(Saved entries)
— BEGIN —

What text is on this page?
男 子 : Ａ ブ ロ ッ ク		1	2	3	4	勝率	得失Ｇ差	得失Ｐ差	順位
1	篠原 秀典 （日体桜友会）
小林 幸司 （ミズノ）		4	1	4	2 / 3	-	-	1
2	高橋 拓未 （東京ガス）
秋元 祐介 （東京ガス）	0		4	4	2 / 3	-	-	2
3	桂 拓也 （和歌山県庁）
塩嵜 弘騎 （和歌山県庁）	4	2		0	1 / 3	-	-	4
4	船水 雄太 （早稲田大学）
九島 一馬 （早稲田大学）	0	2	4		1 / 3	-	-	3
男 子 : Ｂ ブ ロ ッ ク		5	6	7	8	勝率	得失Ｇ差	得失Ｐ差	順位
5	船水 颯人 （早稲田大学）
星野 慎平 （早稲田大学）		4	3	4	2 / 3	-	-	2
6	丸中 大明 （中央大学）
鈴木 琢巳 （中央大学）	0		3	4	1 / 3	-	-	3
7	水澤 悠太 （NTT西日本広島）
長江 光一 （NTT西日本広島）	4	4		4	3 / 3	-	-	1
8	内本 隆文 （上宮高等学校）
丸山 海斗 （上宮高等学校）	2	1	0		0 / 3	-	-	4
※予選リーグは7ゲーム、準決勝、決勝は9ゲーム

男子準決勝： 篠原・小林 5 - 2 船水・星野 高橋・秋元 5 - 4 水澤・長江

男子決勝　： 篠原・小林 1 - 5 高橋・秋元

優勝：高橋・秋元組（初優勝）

— END —

* [The exercise]: Send back all of the entries exactly, with nothing missing.

* [The reply]:
What text is on this page?
男 子 : Ａ ブ ロ ッ ク		1	2	3	4	勝率	得失Ｇ差	得失Ｐ差	順位
1	篠原 秀典 （日体桜友会）
小林 幸司 （ミズノ）		4	1	4	2 / 3	-	-	1
2	高橋 拓未 （東京ガス）
秋元 祐介 （東京ガス）	0		4	4	2 / 3	-	-	2
3	桂 拓也 （和歌山県庁）
塩嵜 弘騎 （和歌山県庁）	4	2		0	1 / 3	-	-	4
4	船水 雄太 （早稲田大学）
九島 一馬 （早稲田大学）	0	2	4		1 / 3	-	-	3
男 子 : Ｂ ブ ロ ッ ク		5	6	7	8	勝率	得失Ｇ差	得失Ｐ差	順位
5	船水 颯人 （早稲田大学）
星野 慎平 （早稲田大学）		4	3	4	2 / 3	-	-	2
6	丸中 大明 （中央大学）
鈴木 琢巳 （中央大学）	0		3	4	1 / 3	-	-	3
7	水澤 悠太 （NTT西日本広島）
長江 光一 （NTT西日本広島）	4	4		4	3 / 3	-	-	1
8	内本 隆文 （上宮高等学校）
丸山 海斗 （上宮高等学校）	2	1	0		0 / 3	-	-	4
※予選リーグは7ゲーム、準決勝、決勝は9ゲーム

男子準決勝： 篠原・小林 5 - 2 船水・星野 高橋・秋元 5 - 4 水澤・長江

男子決勝　： 篠原・小林 1 - 5 高橋・秋元

優勝：高橋・秋元組（初優勝）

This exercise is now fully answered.